> _ENTRIES PROVIDED_
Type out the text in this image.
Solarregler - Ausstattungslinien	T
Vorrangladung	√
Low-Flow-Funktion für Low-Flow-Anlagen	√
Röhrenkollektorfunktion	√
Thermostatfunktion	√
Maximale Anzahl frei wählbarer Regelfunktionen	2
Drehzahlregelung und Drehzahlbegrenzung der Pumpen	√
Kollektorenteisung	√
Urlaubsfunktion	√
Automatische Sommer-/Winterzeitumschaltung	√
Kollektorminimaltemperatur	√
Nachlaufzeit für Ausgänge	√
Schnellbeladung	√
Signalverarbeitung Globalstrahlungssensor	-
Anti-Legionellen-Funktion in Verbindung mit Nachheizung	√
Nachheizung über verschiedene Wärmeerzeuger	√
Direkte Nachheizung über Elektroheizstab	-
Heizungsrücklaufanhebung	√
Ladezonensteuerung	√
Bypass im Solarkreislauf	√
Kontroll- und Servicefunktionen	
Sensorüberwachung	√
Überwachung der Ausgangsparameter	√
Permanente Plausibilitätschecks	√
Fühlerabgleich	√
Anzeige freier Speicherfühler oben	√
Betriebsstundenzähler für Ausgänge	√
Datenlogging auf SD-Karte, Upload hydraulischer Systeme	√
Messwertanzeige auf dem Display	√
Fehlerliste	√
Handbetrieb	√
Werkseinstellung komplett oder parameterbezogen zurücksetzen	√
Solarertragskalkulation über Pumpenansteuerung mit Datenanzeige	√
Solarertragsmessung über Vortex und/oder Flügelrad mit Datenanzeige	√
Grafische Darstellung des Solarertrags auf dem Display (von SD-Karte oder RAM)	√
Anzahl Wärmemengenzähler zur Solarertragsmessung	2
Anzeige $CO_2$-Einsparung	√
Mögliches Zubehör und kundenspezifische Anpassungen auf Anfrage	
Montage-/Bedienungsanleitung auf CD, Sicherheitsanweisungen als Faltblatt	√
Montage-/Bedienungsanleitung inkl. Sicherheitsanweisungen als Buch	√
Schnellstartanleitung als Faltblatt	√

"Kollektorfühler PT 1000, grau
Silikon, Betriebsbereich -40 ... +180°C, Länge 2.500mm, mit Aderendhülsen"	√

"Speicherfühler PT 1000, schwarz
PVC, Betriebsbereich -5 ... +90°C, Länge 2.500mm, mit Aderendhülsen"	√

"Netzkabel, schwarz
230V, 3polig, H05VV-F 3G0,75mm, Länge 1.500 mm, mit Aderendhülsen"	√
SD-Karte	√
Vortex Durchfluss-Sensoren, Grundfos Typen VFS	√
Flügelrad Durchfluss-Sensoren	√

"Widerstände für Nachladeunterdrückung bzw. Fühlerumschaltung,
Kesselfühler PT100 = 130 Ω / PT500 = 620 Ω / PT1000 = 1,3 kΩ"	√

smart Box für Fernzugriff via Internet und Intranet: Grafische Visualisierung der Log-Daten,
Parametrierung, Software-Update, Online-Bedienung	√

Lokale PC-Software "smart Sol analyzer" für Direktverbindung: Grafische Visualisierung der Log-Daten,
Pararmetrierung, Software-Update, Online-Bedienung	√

--

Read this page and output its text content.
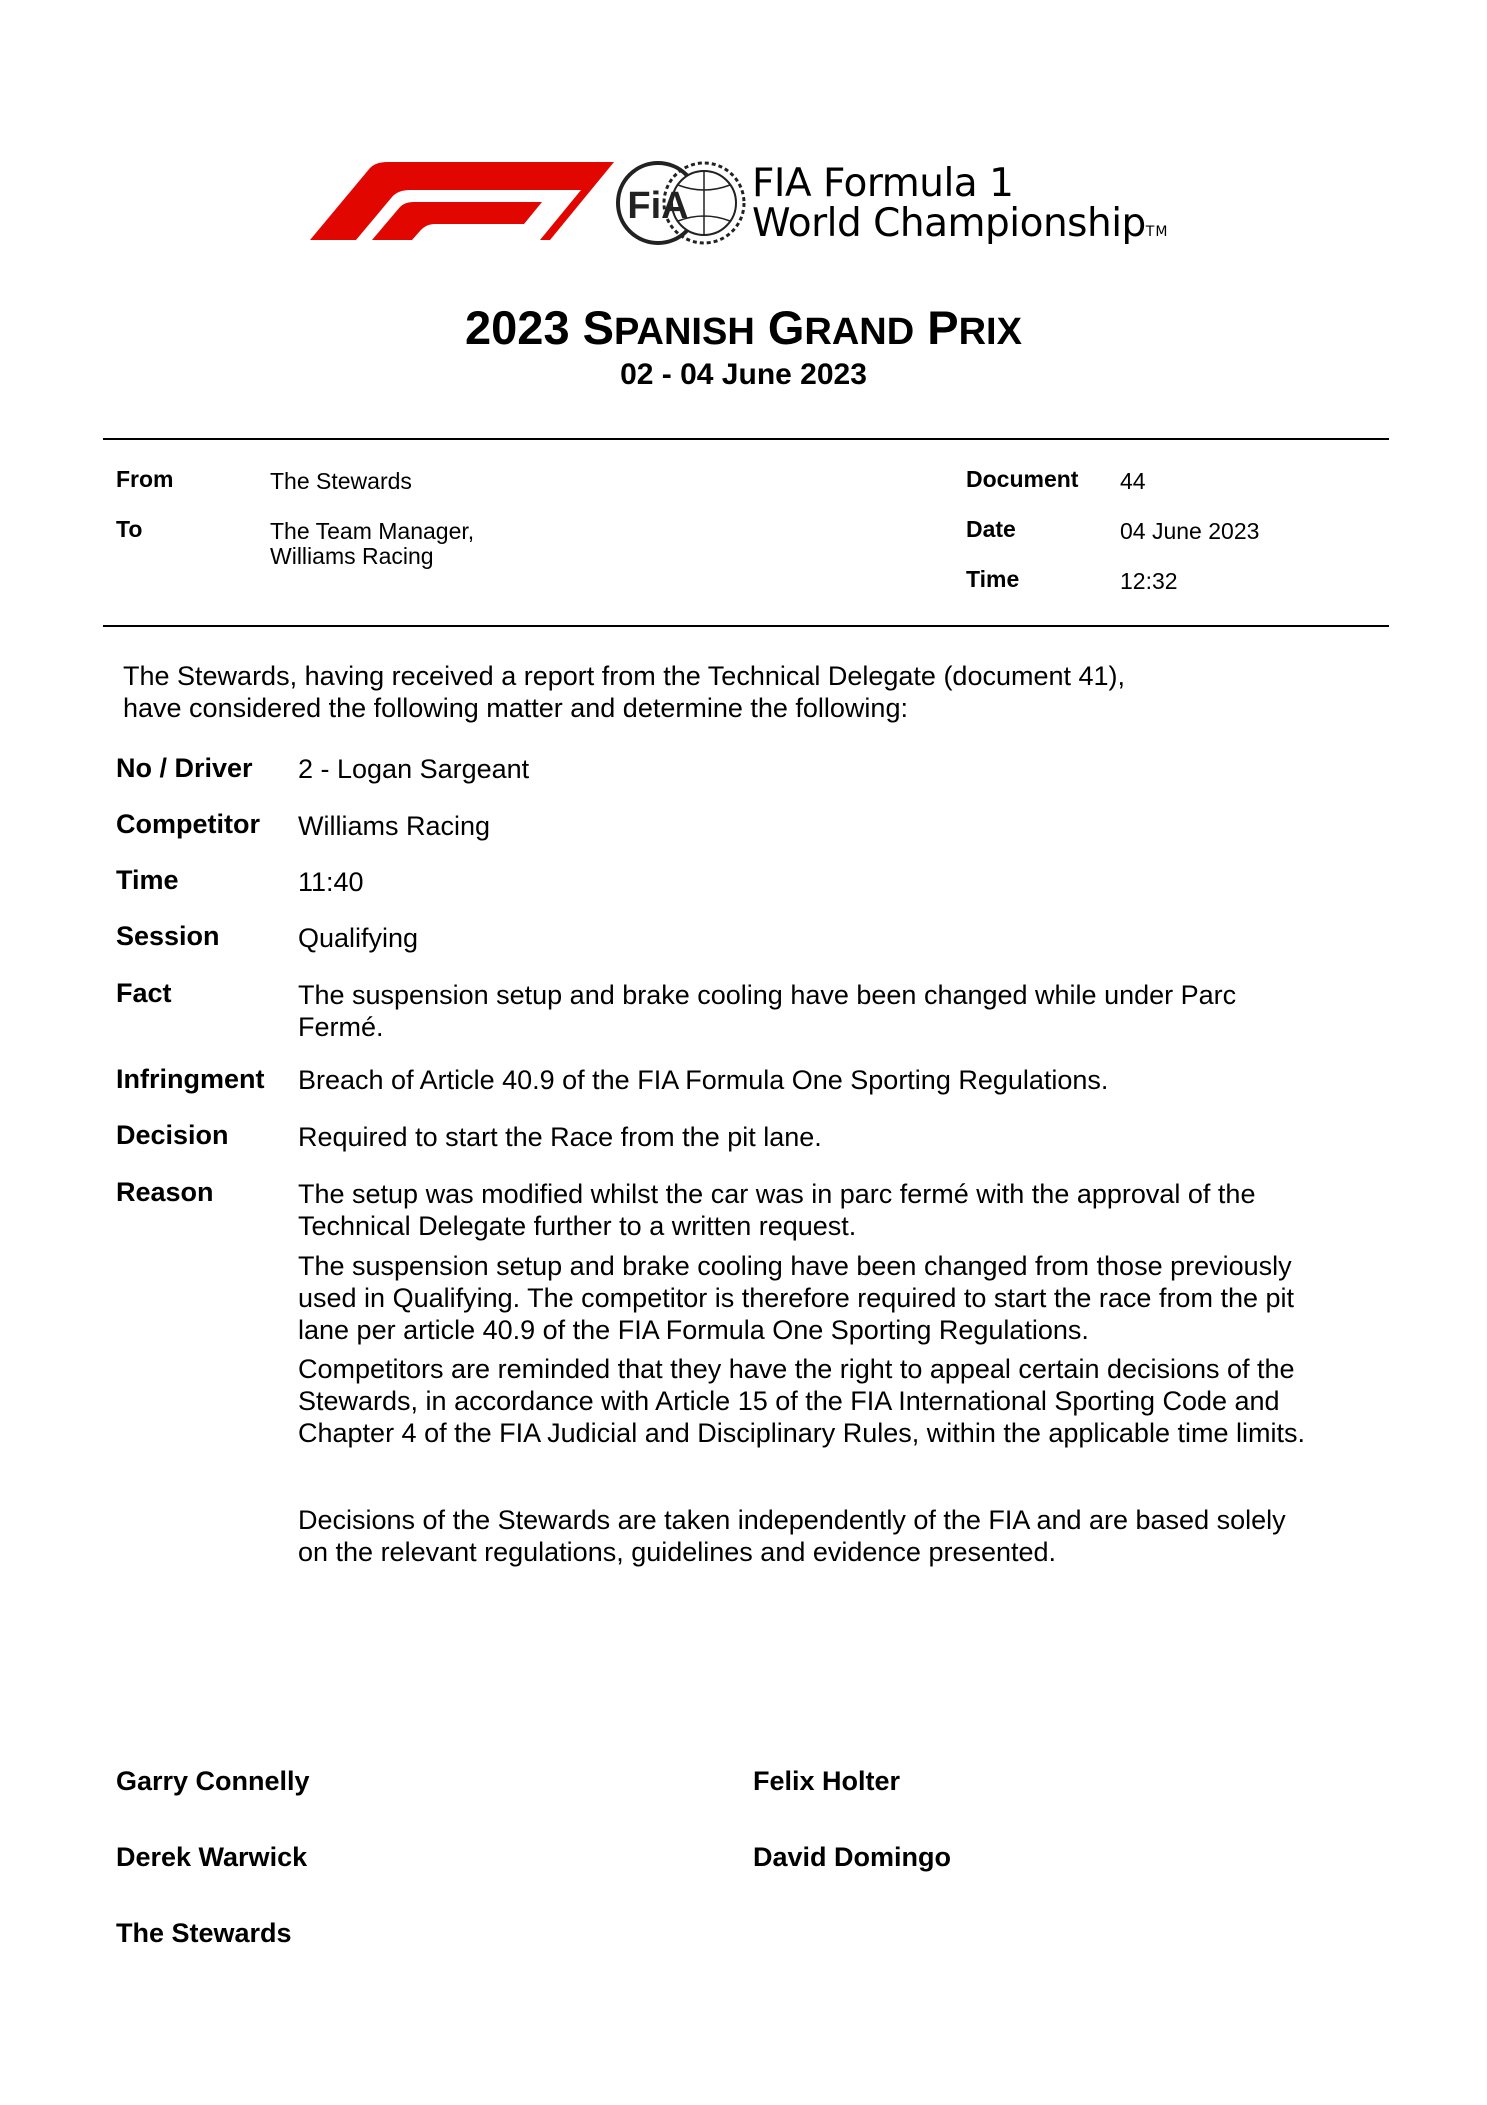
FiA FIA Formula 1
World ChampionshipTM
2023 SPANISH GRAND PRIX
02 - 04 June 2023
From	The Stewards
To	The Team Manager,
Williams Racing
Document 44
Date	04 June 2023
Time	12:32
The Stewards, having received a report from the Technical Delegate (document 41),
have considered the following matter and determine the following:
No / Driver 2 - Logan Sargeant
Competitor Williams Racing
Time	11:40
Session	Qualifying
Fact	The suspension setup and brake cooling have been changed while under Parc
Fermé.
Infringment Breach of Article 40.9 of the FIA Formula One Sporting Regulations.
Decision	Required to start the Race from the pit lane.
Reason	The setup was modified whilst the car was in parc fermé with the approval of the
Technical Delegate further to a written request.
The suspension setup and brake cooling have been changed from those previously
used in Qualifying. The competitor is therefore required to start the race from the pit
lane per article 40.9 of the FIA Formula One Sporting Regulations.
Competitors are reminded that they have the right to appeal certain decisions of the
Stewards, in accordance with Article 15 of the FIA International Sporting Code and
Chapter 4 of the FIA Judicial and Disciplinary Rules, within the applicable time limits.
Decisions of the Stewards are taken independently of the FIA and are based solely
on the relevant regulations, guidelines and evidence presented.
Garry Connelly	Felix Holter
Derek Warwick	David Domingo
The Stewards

> _TASK PROMPT_
Among the entries above, how many lines include the word "been"? Reply with the number only.

> _CORRECT ANSWER_
2